+++ Material +++

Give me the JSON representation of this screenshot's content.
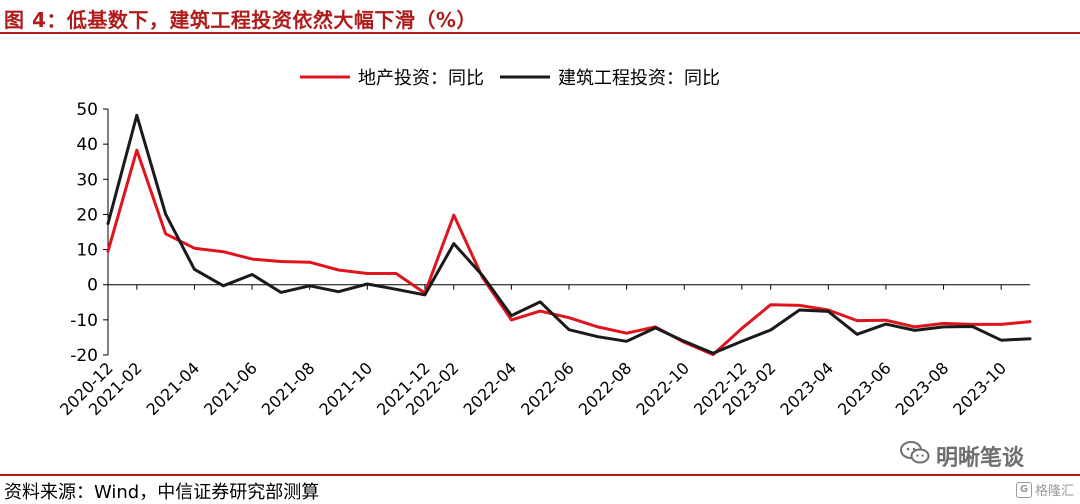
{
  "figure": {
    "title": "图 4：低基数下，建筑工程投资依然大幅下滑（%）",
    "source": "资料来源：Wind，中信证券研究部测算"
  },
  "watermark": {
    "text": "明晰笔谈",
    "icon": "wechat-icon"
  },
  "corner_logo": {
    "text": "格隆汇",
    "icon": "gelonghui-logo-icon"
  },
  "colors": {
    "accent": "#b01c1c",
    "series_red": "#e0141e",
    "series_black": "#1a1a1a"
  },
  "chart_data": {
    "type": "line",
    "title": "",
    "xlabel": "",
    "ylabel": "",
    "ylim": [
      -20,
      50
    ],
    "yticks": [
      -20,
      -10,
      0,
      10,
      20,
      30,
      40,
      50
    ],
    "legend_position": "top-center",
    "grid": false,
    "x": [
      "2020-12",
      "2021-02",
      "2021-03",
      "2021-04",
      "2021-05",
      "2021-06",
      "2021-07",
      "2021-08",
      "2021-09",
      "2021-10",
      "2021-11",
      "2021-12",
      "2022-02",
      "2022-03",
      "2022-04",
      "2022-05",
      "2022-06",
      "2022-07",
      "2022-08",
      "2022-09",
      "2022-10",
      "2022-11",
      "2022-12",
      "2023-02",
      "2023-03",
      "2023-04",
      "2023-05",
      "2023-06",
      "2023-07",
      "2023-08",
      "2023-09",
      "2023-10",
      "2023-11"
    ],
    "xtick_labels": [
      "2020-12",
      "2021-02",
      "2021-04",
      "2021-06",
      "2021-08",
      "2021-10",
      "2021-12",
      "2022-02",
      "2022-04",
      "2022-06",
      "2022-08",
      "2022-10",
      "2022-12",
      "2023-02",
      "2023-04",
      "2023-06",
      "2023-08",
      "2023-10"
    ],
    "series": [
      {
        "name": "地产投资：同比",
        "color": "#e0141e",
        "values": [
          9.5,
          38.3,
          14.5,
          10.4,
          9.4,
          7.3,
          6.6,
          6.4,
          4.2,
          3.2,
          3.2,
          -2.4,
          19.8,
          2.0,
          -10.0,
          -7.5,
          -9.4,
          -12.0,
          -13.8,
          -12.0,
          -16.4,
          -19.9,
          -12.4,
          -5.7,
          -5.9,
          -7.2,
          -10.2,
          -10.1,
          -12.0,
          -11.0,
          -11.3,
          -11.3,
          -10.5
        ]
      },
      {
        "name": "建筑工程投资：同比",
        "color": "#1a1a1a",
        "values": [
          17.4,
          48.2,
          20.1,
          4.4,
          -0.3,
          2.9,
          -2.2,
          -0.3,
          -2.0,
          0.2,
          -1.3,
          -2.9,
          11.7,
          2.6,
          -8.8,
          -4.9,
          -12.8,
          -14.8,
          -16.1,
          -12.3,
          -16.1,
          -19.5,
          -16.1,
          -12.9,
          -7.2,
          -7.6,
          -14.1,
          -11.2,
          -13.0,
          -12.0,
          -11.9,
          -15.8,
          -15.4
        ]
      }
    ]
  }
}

+++

▶ **What is required**
Tally the lines above that contain the word "icon", and reply with only the number.

▶ **Solution for this task**
2